Return the entries below verbatim. Pictures stay out.

- [Records for the task]
..........

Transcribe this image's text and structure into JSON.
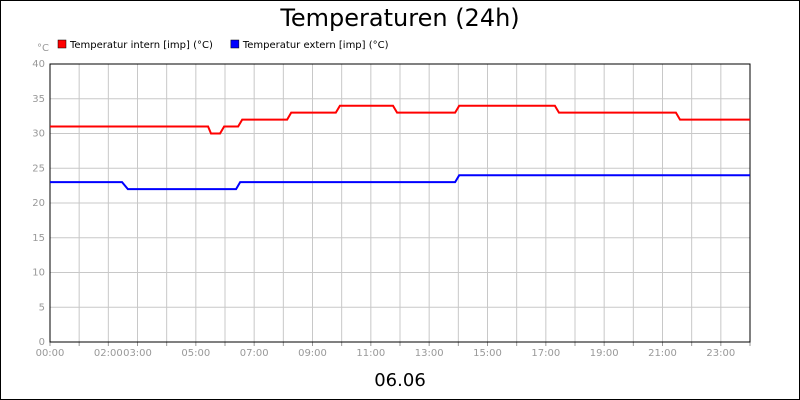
{
  "chart_data": {
    "type": "line",
    "title": "Temperaturen (24h)",
    "y_unit": "°C",
    "x_label": "06.06",
    "series": [
      {
        "name": "Temperatur intern [imp] (°C)",
        "color": "#ff0000",
        "x": [
          0,
          5.42,
          5.52,
          5.83,
          5.97,
          6.45,
          6.59,
          8.13,
          8.27,
          9.8,
          9.94,
          11.76,
          11.9,
          13.89,
          14.03,
          17.31,
          17.45,
          21.46,
          21.6,
          24
        ],
        "values": [
          31,
          31,
          30,
          30,
          31,
          31,
          32,
          32,
          33,
          33,
          34,
          34,
          33,
          33,
          34,
          34,
          33,
          33,
          32,
          32
        ]
      },
      {
        "name": "Temperatur extern [imp] (°C)",
        "color": "#0000ff",
        "x": [
          0,
          2.47,
          2.67,
          6.38,
          6.52,
          13.89,
          14.03,
          24
        ],
        "values": [
          23,
          23,
          22,
          22,
          23,
          23,
          24,
          24
        ]
      }
    ],
    "xlim": [
      0,
      24
    ],
    "xticks": [
      {
        "value": 0,
        "label": "00:00"
      },
      {
        "value": 1,
        "label": null
      },
      {
        "value": 2,
        "label": "02:00"
      },
      {
        "value": 3,
        "label": "03:00"
      },
      {
        "value": 4,
        "label": null
      },
      {
        "value": 5,
        "label": "05:00"
      },
      {
        "value": 6,
        "label": null
      },
      {
        "value": 7,
        "label": "07:00"
      },
      {
        "value": 8,
        "label": null
      },
      {
        "value": 9,
        "label": "09:00"
      },
      {
        "value": 10,
        "label": null
      },
      {
        "value": 11,
        "label": "11:00"
      },
      {
        "value": 12,
        "label": null
      },
      {
        "value": 13,
        "label": "13:00"
      },
      {
        "value": 14,
        "label": null
      },
      {
        "value": 15,
        "label": "15:00"
      },
      {
        "value": 16,
        "label": null
      },
      {
        "value": 17,
        "label": "17:00"
      },
      {
        "value": 18,
        "label": null
      },
      {
        "value": 19,
        "label": "19:00"
      },
      {
        "value": 20,
        "label": null
      },
      {
        "value": 21,
        "label": "21:00"
      },
      {
        "value": 22,
        "label": null
      },
      {
        "value": 23,
        "label": "23:00"
      },
      {
        "value": 24,
        "label": null
      }
    ],
    "ylim": [
      0,
      40
    ],
    "yticks": [
      0,
      5,
      10,
      15,
      20,
      25,
      30,
      35,
      40
    ],
    "grid": true
  }
}
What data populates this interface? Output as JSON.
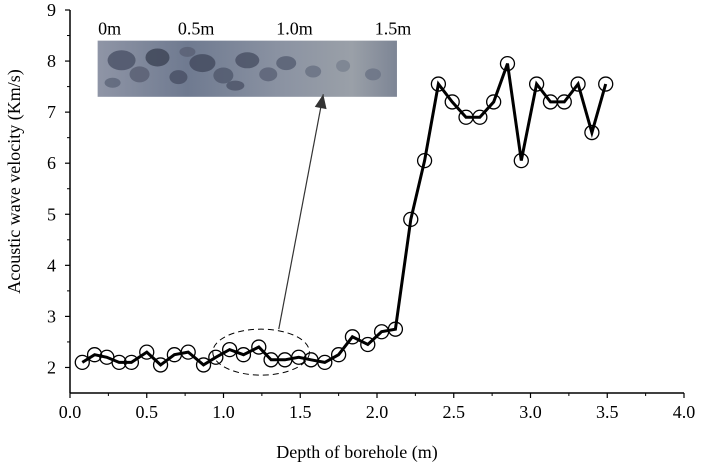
{
  "chart_data": {
    "type": "line",
    "xlabel": "Depth of borehole (m)",
    "ylabel": "Acoustic wave velocity (Km/s)",
    "xlim": [
      0.0,
      4.0
    ],
    "ylim": [
      1.5,
      9
    ],
    "x_ticks": [
      "0.0",
      "0.5",
      "1.0",
      "1.5",
      "2.0",
      "2.5",
      "3.0",
      "3.5",
      "4.0"
    ],
    "y_ticks": [
      "2",
      "3",
      "4",
      "5",
      "6",
      "7",
      "8",
      "9"
    ],
    "grid": false,
    "legend": "none",
    "marker": "open-circle",
    "line_color": "#000000",
    "series": [
      {
        "x": [
          0.08,
          0.16,
          0.24,
          0.32,
          0.4,
          0.5,
          0.59,
          0.68,
          0.77,
          0.87,
          0.95,
          1.04,
          1.13,
          1.23,
          1.31,
          1.4,
          1.49,
          1.57,
          1.66,
          1.75,
          1.84,
          1.94,
          2.03,
          2.12,
          2.22,
          2.31,
          2.4,
          2.49,
          2.58,
          2.67,
          2.76,
          2.85,
          2.94,
          3.04,
          3.13,
          3.22,
          3.31,
          3.4,
          3.49
        ],
        "values": [
          2.1,
          2.25,
          2.2,
          2.1,
          2.1,
          2.3,
          2.05,
          2.25,
          2.3,
          2.05,
          2.2,
          2.35,
          2.25,
          2.4,
          2.15,
          2.15,
          2.2,
          2.15,
          2.1,
          2.25,
          2.6,
          2.45,
          2.7,
          2.75,
          4.9,
          6.05,
          7.55,
          7.2,
          6.9,
          6.9,
          7.2,
          7.95,
          6.05,
          7.55,
          7.2,
          7.2,
          7.55,
          6.6,
          7.55
        ]
      }
    ],
    "annotations": {
      "highlight_region": {
        "x_range": [
          0.93,
          1.56
        ],
        "y_range": [
          1.85,
          2.75
        ]
      },
      "arrow": {
        "from": [
          1.36,
          2.75
        ],
        "to": [
          1.65,
          7.35
        ]
      },
      "core_photo": {
        "x_range": [
          0.18,
          2.13
        ],
        "y_range": [
          7.3,
          8.4
        ],
        "scale_labels": [
          "0m",
          "0.5m",
          "1.0m",
          "1.5m"
        ]
      }
    }
  }
}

..........

- [Solution to this task]
Transcribe this image's text and structure into JSON.
{
  "chart_data": {
    "type": "line",
    "title": "Temperaturen (24h)",
    "y_unit": "°C",
    "x_label": "06.06",
    "series": [
      {
        "name": "Temperatur intern [imp] (°C)",
        "color": "#ff0000",
        "x": [
          0,
          5.42,
          5.52,
          5.83,
          5.97,
          6.45,
          6.59,
          8.13,
          8.27,
          9.8,
          9.94,
          11.76,
          11.9,
          13.89,
          14.03,
          17.31,
          17.45,
          21.46,
          21.6,
          24
        ],
        "values": [
          31,
          31,
          30,
          30,
          31,
          31,
          32,
          32,
          33,
          33,
          34,
          34,
          33,
          33,
          34,
          34,
          33,
          33,
          32,
          32
        ]
      },
      {
        "name": "Temperatur extern [imp] (°C)",
        "color": "#0000ff",
        "x": [
          0,
          2.47,
          2.67,
          6.38,
          6.52,
          13.89,
          14.03,
          24
        ],
        "values": [
          23,
          23,
          22,
          22,
          23,
          23,
          24,
          24
        ]
      }
    ],
    "xlim": [
      0,
      24
    ],
    "xticks": [
      {
        "value": 0,
        "label": "00:00"
      },
      {
        "value": 1,
        "label": null
      },
      {
        "value": 2,
        "label": "02:00"
      },
      {
        "value": 3,
        "label": "03:00"
      },
      {
        "value": 4,
        "label": null
      },
      {
        "value": 5,
        "label": "05:00"
      },
      {
        "value": 6,
        "label": null
      },
      {
        "value": 7,
        "label": "07:00"
      },
      {
        "value": 8,
        "label": null
      },
      {
        "value": 9,
        "label": "09:00"
      },
      {
        "value": 10,
        "label": null
      },
      {
        "value": 11,
        "label": "11:00"
      },
      {
        "value": 12,
        "label": null
      },
      {
        "value": 13,
        "label": "13:00"
      },
      {
        "value": 14,
        "label": null
      },
      {
        "value": 15,
        "label": "15:00"
      },
      {
        "value": 16,
        "label": null
      },
      {
        "value": 17,
        "label": "17:00"
      },
      {
        "value": 18,
        "label": null
      },
      {
        "value": 19,
        "label": "19:00"
      },
      {
        "value": 20,
        "label": null
      },
      {
        "value": 21,
        "label": "21:00"
      },
      {
        "value": 22,
        "label": null
      },
      {
        "value": 23,
        "label": "23:00"
      },
      {
        "value": 24,
        "label": null
      }
    ],
    "ylim": [
      0,
      40
    ],
    "yticks": [
      0,
      5,
      10,
      15,
      20,
      25,
      30,
      35,
      40
    ],
    "grid": true
  }
}
What data populates this interface? Output as JSON.
{
  "chart_data": {
    "type": "line",
    "xlabel": "Depth of borehole (m)",
    "ylabel": "Acoustic wave velocity (Km/s)",
    "xlim": [
      0.0,
      4.0
    ],
    "ylim": [
      1.5,
      9
    ],
    "x_ticks": [
      "0.0",
      "0.5",
      "1.0",
      "1.5",
      "2.0",
      "2.5",
      "3.0",
      "3.5",
      "4.0"
    ],
    "y_ticks": [
      "2",
      "3",
      "4",
      "5",
      "6",
      "7",
      "8",
      "9"
    ],
    "grid": false,
    "legend": "none",
    "marker": "open-circle",
    "line_color": "#000000",
    "series": [
      {
        "x": [
          0.08,
          0.16,
          0.24,
          0.32,
          0.4,
          0.5,
          0.59,
          0.68,
          0.77,
          0.87,
          0.95,
          1.04,
          1.13,
          1.23,
          1.31,
          1.4,
          1.49,
          1.57,
          1.66,
          1.75,
          1.84,
          1.94,
          2.03,
          2.12,
          2.22,
          2.31,
          2.4,
          2.49,
          2.58,
          2.67,
          2.76,
          2.85,
          2.94,
          3.04,
          3.13,
          3.22,
          3.31,
          3.4,
          3.49
        ],
        "values": [
          2.1,
          2.25,
          2.2,
          2.1,
          2.1,
          2.3,
          2.05,
          2.25,
          2.3,
          2.05,
          2.2,
          2.35,
          2.25,
          2.4,
          2.15,
          2.15,
          2.2,
          2.15,
          2.1,
          2.25,
          2.6,
          2.45,
          2.7,
          2.75,
          4.9,
          6.05,
          7.55,
          7.2,
          6.9,
          6.9,
          7.2,
          7.95,
          6.05,
          7.55,
          7.2,
          7.2,
          7.55,
          6.6,
          7.55
        ]
      }
    ],
    "annotations": {
      "highlight_region": {
        "x_range": [
          0.93,
          1.56
        ],
        "y_range": [
          1.85,
          2.75
        ]
      },
      "arrow": {
        "from": [
          1.36,
          2.75
        ],
        "to": [
          1.65,
          7.35
        ]
      },
      "core_photo": {
        "x_range": [
          0.18,
          2.13
        ],
        "y_range": [
          7.3,
          8.4
        ],
        "scale_labels": [
          "0m",
          "0.5m",
          "1.0m",
          "1.5m"
        ]
      }
    }
  }
}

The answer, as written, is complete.